### Exercise details:
Find the string "BORN" in the data, then copy every line where it is found.

[Extracted records]
......
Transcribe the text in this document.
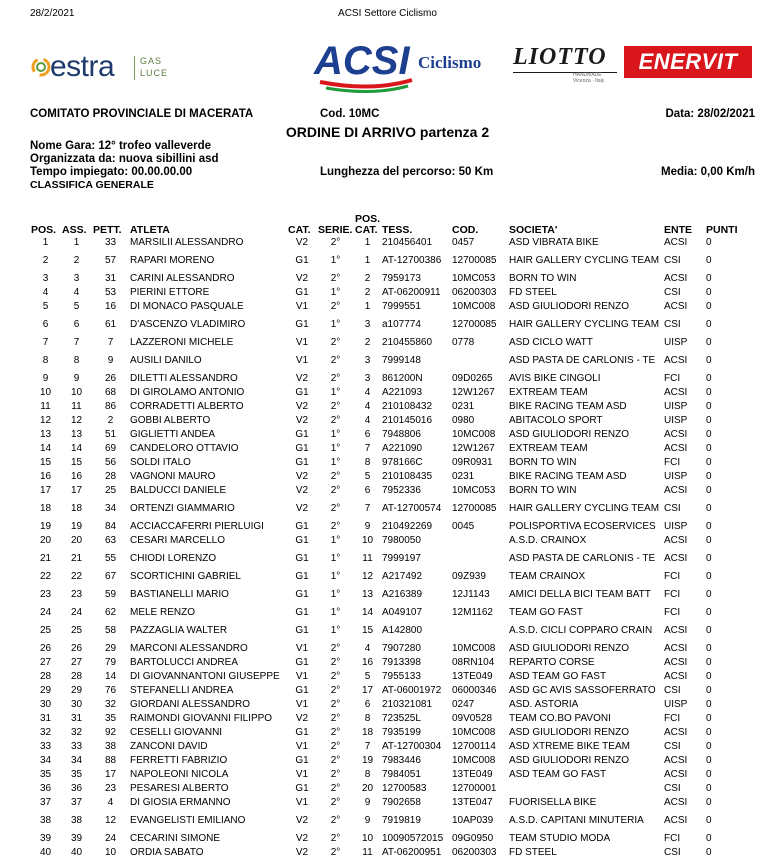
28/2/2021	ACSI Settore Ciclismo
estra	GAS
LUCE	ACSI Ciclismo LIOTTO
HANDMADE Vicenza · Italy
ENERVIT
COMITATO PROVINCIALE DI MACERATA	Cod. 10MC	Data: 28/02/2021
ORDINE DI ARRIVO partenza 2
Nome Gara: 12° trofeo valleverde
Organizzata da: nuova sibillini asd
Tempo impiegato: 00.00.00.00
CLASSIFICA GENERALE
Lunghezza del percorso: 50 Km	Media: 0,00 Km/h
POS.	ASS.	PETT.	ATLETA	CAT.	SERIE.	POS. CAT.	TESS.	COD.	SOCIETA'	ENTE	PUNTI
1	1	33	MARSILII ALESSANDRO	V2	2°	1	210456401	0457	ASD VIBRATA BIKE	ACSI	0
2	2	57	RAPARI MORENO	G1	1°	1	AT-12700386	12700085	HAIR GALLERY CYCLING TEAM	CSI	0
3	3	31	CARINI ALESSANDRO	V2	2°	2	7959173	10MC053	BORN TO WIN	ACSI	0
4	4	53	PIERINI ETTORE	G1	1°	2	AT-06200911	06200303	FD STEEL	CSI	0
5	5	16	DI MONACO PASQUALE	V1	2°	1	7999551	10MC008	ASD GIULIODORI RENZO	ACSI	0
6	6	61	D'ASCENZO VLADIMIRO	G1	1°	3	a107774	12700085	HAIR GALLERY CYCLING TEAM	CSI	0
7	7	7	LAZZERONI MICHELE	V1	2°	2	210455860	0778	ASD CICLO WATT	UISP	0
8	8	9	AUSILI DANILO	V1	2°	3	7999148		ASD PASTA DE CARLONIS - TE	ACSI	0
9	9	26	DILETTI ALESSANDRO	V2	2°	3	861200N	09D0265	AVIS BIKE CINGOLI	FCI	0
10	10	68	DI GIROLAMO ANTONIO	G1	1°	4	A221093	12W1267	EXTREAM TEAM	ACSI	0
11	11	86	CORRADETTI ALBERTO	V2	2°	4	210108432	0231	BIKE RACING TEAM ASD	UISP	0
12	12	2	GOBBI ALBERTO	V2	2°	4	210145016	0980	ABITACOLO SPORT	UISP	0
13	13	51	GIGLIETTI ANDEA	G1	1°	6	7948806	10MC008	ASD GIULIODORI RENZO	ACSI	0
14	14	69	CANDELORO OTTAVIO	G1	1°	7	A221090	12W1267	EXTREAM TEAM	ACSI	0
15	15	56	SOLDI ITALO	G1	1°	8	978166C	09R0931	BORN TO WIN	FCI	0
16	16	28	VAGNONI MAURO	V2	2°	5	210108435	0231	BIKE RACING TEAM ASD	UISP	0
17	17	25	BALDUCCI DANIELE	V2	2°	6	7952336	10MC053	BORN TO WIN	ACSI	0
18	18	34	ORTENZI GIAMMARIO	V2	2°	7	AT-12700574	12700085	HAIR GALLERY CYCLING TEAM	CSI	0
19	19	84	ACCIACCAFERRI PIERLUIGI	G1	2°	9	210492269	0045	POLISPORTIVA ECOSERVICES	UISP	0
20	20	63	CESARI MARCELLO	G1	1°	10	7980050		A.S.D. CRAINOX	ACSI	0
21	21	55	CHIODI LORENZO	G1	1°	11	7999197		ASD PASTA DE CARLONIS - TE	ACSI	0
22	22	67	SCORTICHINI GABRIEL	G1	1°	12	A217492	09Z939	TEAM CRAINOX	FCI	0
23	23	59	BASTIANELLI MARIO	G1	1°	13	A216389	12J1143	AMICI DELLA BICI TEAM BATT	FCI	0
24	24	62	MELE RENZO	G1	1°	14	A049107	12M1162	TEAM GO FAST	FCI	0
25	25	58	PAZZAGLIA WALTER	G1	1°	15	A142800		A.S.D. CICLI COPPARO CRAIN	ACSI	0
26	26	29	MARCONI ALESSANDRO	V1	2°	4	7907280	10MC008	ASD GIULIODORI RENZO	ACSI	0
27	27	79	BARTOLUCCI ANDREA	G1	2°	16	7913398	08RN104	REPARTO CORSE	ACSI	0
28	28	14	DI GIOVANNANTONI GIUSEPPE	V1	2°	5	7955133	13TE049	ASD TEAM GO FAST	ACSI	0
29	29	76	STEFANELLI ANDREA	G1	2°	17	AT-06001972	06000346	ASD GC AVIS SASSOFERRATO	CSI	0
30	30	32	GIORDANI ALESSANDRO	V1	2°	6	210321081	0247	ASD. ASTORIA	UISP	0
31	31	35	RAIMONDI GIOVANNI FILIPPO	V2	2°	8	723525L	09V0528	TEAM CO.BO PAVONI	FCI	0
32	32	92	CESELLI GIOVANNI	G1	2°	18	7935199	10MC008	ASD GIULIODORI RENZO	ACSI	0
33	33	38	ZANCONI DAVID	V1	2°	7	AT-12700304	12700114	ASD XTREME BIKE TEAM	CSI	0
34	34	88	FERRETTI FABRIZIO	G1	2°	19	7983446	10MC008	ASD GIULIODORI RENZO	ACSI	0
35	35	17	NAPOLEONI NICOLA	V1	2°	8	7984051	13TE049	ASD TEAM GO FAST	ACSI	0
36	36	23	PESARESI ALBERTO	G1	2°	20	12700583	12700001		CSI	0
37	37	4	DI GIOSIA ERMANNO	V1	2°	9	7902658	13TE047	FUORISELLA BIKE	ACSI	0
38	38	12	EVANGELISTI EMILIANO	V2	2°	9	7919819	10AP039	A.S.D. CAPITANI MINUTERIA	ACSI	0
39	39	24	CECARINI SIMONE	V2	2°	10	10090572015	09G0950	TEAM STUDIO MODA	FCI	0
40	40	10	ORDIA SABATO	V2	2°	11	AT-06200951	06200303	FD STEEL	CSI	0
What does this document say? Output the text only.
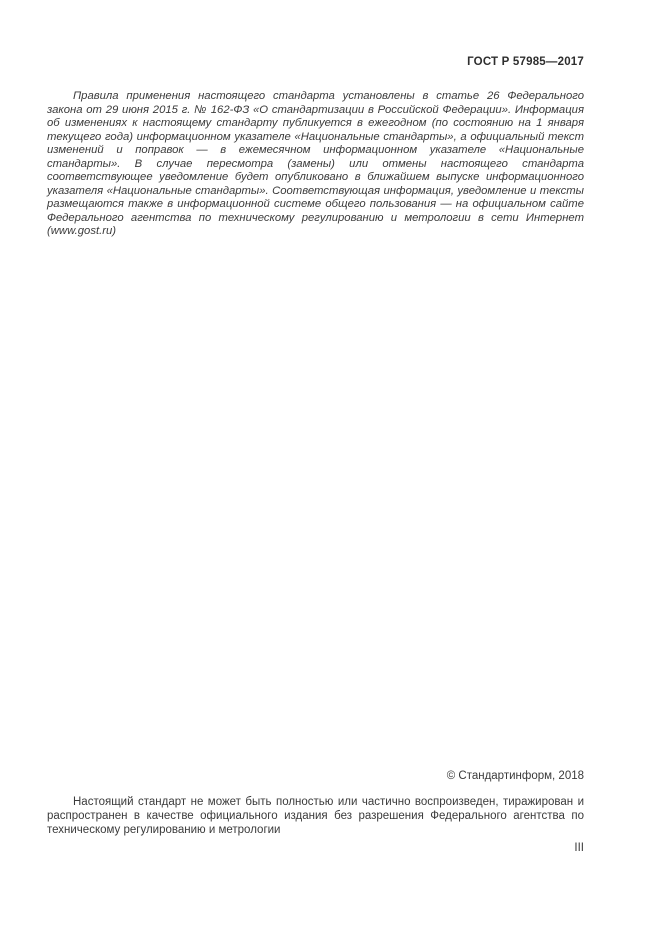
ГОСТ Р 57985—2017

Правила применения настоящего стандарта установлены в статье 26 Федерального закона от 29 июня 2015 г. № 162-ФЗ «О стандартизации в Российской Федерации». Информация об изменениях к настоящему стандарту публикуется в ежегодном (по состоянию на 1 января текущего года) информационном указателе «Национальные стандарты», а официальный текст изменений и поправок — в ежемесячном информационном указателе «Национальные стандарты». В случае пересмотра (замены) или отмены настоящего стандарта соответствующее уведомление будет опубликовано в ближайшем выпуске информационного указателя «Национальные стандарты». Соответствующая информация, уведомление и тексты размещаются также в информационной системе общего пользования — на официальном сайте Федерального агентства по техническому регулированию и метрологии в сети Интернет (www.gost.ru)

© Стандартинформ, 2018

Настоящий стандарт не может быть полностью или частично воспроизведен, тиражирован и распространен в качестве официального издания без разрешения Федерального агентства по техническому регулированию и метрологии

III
......
### Completed task:
3	3	31	CARINI ALESSANDRO	V2	2°	2	7959173	10MC053	BORN TO WIN	ACSI	0
15	15	56	SOLDI ITALO	G1	1°	8	978166C	09R0931	BORN TO WIN	FCI	0
17	17	25	BALDUCCI DANIELE	V2	2°	6	7952336	10MC053	BORN TO WIN	ACSI	0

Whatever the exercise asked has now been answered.